**Given data**.
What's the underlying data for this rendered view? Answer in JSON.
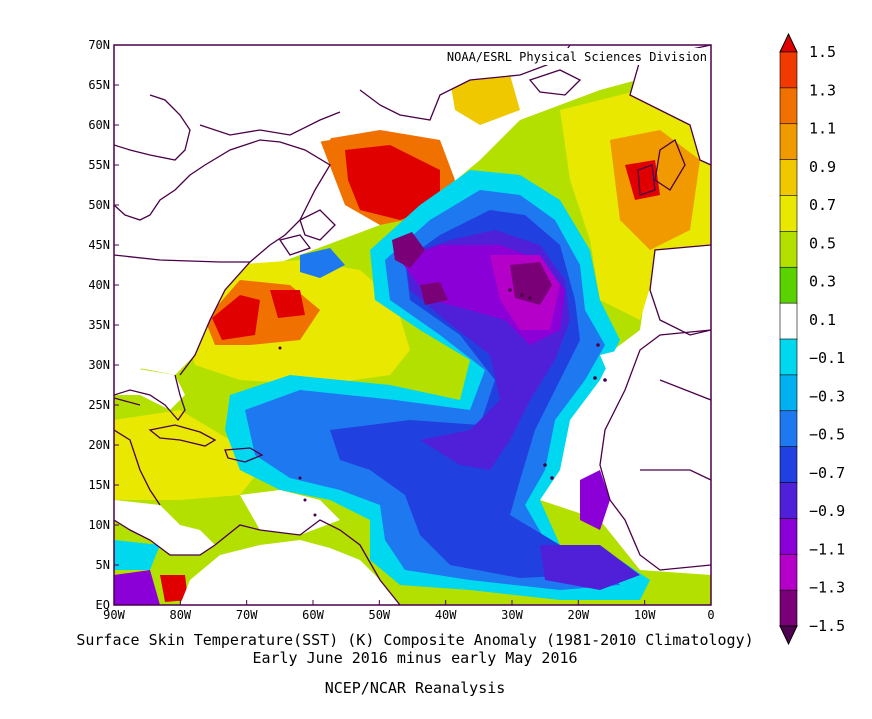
{
  "map": {
    "credit": "NOAA/ESRL Physical Sciences Division",
    "lat_ticks": [
      "70N",
      "65N",
      "60N",
      "55N",
      "50N",
      "45N",
      "40N",
      "35N",
      "30N",
      "25N",
      "20N",
      "15N",
      "10N",
      "5N",
      "EQ"
    ],
    "lon_ticks": [
      "90W",
      "80W",
      "70W",
      "60W",
      "50W",
      "40W",
      "30W",
      "20W",
      "10W",
      "0"
    ],
    "extent": {
      "lon_min": -90,
      "lon_max": 0,
      "lat_min": 0,
      "lat_max": 70
    },
    "colorbar": {
      "labels": [
        "1.5",
        "1.3",
        "1.1",
        "0.9",
        "0.7",
        "0.5",
        "0.3",
        "0.1",
        "−0.1",
        "−0.3",
        "−0.5",
        "−0.7",
        "−0.9",
        "−1.1",
        "−1.3",
        "−1.5"
      ],
      "colors": [
        "#e00000",
        "#f03a00",
        "#f07000",
        "#f09a00",
        "#f0c800",
        "#e8e800",
        "#b4e000",
        "#5ad200",
        "#ffffff",
        "#00d8f0",
        "#00b0f0",
        "#1e78f0",
        "#2040e0",
        "#5020d8",
        "#8c00d8",
        "#b400c8",
        "#7a0078",
        "#500050"
      ]
    }
  },
  "caption": {
    "line1": "Surface Skin Temperature(SST) (K) Composite Anomaly (1981-2010 Climatology)",
    "line2": "Early June 2016 minus early May 2016",
    "line3": "NCEP/NCAR Reanalysis"
  }
}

**Prompt**. Repeat the material above word for word and skip every image in it.

**In response**.
What's the underlying data for this rendered view? Answer in JSON.
{
  "map": {
    "credit": "NOAA/ESRL Physical Sciences Division",
    "lat_ticks": [
      "70N",
      "65N",
      "60N",
      "55N",
      "50N",
      "45N",
      "40N",
      "35N",
      "30N",
      "25N",
      "20N",
      "15N",
      "10N",
      "5N",
      "EQ"
    ],
    "lon_ticks": [
      "90W",
      "80W",
      "70W",
      "60W",
      "50W",
      "40W",
      "30W",
      "20W",
      "10W",
      "0"
    ],
    "extent": {
      "lon_min": -90,
      "lon_max": 0,
      "lat_min": 0,
      "lat_max": 70
    },
    "colorbar": {
      "labels": [
        "1.5",
        "1.3",
        "1.1",
        "0.9",
        "0.7",
        "0.5",
        "0.3",
        "0.1",
        "−0.1",
        "−0.3",
        "−0.5",
        "−0.7",
        "−0.9",
        "−1.1",
        "−1.3",
        "−1.5"
      ],
      "colors": [
        "#e00000",
        "#f03a00",
        "#f07000",
        "#f09a00",
        "#f0c800",
        "#e8e800",
        "#b4e000",
        "#5ad200",
        "#ffffff",
        "#00d8f0",
        "#00b0f0",
        "#1e78f0",
        "#2040e0",
        "#5020d8",
        "#8c00d8",
        "#b400c8",
        "#7a0078",
        "#500050"
      ]
    }
  },
  "caption": {
    "line1": "Surface Skin Temperature(SST) (K) Composite Anomaly (1981-2010 Climatology)",
    "line2": "Early June 2016 minus early May 2016",
    "line3": "NCEP/NCAR Reanalysis"
  }
}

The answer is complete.